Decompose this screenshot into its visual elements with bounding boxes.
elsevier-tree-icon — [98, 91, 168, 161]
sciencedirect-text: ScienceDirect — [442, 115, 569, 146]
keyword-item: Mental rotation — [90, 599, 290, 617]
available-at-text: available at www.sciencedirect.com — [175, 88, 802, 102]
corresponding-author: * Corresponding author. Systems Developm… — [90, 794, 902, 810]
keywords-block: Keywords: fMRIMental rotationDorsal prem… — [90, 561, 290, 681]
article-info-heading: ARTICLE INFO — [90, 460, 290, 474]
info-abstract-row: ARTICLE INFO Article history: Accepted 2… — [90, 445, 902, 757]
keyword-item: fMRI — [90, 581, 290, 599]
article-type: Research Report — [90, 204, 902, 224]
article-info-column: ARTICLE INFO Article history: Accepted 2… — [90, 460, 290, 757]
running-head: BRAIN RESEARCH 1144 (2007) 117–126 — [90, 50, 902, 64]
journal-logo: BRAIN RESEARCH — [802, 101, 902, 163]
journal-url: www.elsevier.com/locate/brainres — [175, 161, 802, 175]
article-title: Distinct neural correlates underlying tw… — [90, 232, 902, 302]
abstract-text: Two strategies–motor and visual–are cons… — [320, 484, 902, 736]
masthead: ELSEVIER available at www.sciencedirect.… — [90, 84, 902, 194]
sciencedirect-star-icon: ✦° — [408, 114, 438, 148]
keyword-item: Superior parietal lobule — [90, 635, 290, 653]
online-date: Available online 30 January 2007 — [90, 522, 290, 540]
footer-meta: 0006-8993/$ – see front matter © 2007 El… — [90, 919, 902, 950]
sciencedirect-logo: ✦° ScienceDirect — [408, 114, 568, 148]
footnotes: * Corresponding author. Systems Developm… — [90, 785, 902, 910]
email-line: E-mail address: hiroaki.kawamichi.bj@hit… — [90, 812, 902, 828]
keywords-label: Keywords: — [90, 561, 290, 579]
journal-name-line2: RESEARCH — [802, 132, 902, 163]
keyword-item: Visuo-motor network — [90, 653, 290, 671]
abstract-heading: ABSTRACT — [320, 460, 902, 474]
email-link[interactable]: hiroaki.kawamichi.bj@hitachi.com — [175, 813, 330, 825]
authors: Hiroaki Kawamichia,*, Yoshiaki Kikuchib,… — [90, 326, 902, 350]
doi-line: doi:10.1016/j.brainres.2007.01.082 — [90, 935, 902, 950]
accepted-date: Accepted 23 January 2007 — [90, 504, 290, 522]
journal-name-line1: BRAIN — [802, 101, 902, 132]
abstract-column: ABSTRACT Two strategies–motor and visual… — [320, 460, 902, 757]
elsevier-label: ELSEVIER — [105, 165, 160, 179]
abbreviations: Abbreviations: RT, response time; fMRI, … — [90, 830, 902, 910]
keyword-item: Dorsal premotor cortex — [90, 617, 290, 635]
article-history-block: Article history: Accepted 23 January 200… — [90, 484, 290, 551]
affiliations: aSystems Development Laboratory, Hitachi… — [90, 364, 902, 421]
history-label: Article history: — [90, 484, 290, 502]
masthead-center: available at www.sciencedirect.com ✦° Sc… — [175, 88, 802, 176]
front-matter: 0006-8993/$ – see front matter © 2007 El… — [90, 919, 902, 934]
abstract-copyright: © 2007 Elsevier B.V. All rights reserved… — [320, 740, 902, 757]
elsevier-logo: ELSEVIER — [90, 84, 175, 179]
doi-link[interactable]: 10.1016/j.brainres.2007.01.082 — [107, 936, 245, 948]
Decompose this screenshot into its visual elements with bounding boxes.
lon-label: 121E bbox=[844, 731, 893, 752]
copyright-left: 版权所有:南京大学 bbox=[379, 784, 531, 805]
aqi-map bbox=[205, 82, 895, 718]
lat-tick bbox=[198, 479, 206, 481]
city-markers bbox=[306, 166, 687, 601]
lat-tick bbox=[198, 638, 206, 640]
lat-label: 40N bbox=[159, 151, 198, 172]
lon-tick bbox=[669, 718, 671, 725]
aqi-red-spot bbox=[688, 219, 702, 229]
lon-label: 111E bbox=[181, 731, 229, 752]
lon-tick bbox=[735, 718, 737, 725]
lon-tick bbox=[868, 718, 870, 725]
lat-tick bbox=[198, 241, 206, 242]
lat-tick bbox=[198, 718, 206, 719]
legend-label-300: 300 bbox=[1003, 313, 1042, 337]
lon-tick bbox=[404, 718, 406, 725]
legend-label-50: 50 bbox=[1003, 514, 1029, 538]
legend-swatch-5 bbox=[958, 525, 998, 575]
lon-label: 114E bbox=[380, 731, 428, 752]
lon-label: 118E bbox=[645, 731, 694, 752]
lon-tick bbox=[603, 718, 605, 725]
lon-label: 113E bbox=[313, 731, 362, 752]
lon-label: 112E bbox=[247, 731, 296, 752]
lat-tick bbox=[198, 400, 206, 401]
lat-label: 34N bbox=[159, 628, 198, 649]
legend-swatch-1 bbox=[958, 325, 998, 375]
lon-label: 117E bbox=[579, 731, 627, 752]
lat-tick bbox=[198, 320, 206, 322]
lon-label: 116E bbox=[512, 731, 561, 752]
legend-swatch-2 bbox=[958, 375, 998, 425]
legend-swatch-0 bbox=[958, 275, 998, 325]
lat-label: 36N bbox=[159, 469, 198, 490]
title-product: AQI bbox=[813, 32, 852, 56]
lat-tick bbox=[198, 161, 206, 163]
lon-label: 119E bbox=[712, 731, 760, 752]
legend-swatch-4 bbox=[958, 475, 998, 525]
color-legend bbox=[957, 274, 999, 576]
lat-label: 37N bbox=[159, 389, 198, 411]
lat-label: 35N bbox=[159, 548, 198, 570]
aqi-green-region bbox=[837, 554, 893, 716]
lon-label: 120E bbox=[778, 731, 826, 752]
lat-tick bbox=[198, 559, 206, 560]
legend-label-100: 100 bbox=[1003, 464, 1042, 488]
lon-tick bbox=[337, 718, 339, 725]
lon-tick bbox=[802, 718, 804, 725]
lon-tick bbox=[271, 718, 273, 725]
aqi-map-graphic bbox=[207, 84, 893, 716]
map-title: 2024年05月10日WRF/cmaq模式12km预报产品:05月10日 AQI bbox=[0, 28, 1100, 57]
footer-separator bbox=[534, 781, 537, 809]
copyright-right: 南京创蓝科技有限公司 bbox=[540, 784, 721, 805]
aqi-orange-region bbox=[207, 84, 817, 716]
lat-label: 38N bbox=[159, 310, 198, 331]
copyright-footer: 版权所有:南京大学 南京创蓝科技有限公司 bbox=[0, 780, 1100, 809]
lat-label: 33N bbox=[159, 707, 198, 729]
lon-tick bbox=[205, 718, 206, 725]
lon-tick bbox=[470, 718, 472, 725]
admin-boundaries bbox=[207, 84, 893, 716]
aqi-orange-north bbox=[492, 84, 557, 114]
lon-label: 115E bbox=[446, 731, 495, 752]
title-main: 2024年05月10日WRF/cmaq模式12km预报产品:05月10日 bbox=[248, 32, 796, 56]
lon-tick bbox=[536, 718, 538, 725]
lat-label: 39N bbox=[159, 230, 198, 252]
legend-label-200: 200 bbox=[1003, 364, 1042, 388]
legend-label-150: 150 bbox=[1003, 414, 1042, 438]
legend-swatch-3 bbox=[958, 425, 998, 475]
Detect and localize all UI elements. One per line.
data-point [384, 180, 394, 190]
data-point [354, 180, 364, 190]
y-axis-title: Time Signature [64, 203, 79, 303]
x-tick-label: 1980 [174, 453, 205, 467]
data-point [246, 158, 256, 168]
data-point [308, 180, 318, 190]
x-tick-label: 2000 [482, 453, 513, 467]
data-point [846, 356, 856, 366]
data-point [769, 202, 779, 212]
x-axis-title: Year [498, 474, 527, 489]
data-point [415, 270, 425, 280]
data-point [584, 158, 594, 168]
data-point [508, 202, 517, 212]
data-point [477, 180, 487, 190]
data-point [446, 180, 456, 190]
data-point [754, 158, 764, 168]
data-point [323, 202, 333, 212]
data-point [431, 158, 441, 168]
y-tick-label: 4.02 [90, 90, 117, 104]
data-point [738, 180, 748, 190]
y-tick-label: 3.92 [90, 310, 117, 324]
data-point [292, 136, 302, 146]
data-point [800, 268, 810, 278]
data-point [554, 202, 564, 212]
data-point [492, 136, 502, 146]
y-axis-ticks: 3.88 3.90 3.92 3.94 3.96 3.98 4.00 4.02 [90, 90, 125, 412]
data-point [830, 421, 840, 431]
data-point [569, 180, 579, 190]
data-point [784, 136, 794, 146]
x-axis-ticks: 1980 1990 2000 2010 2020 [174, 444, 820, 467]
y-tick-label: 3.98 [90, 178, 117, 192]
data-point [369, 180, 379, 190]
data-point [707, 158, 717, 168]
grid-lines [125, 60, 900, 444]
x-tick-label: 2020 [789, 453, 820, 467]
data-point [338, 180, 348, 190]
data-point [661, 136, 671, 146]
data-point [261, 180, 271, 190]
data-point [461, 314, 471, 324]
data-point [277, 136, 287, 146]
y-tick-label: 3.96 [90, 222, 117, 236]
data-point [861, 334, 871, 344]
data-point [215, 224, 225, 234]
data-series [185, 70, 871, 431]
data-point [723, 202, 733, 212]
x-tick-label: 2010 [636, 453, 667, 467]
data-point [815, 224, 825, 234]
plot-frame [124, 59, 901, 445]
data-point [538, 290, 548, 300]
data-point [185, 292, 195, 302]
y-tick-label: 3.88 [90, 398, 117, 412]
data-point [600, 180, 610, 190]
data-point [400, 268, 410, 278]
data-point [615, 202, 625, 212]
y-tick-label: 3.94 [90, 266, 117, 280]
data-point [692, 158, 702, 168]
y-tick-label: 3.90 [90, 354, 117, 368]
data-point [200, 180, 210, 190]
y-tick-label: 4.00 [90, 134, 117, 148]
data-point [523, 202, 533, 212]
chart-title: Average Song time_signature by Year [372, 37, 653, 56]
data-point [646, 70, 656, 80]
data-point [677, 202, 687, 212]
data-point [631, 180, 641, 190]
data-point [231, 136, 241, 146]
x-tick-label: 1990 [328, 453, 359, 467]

EXERCISE DETAILS>
Rewrite the lines from the first one through the line containing "article-type: Research Report", changing "Corresponding author" to "Contact author" and leaving everything else the same.

EXERCISE SOLUTION>
Decompose this screenshot into its visual elements with bounding boxes.
elsevier-tree-icon — [98, 91, 168, 161]
sciencedirect-text: ScienceDirect — [442, 115, 569, 146]
keyword-item: Mental rotation — [90, 599, 290, 617]
available-at-text: available at www.sciencedirect.com — [175, 88, 802, 102]
corresponding-author: * Contact author. Systems Developm… — [90, 794, 902, 810]
keywords-block: Keywords: fMRIMental rotationDorsal prem… — [90, 561, 290, 681]
article-info-heading: ARTICLE INFO — [90, 460, 290, 474]
info-abstract-row: ARTICLE INFO Article history: Accepted 2… — [90, 445, 902, 757]
keyword-item: fMRI — [90, 581, 290, 599]
article-type: Research Report — [90, 204, 902, 224]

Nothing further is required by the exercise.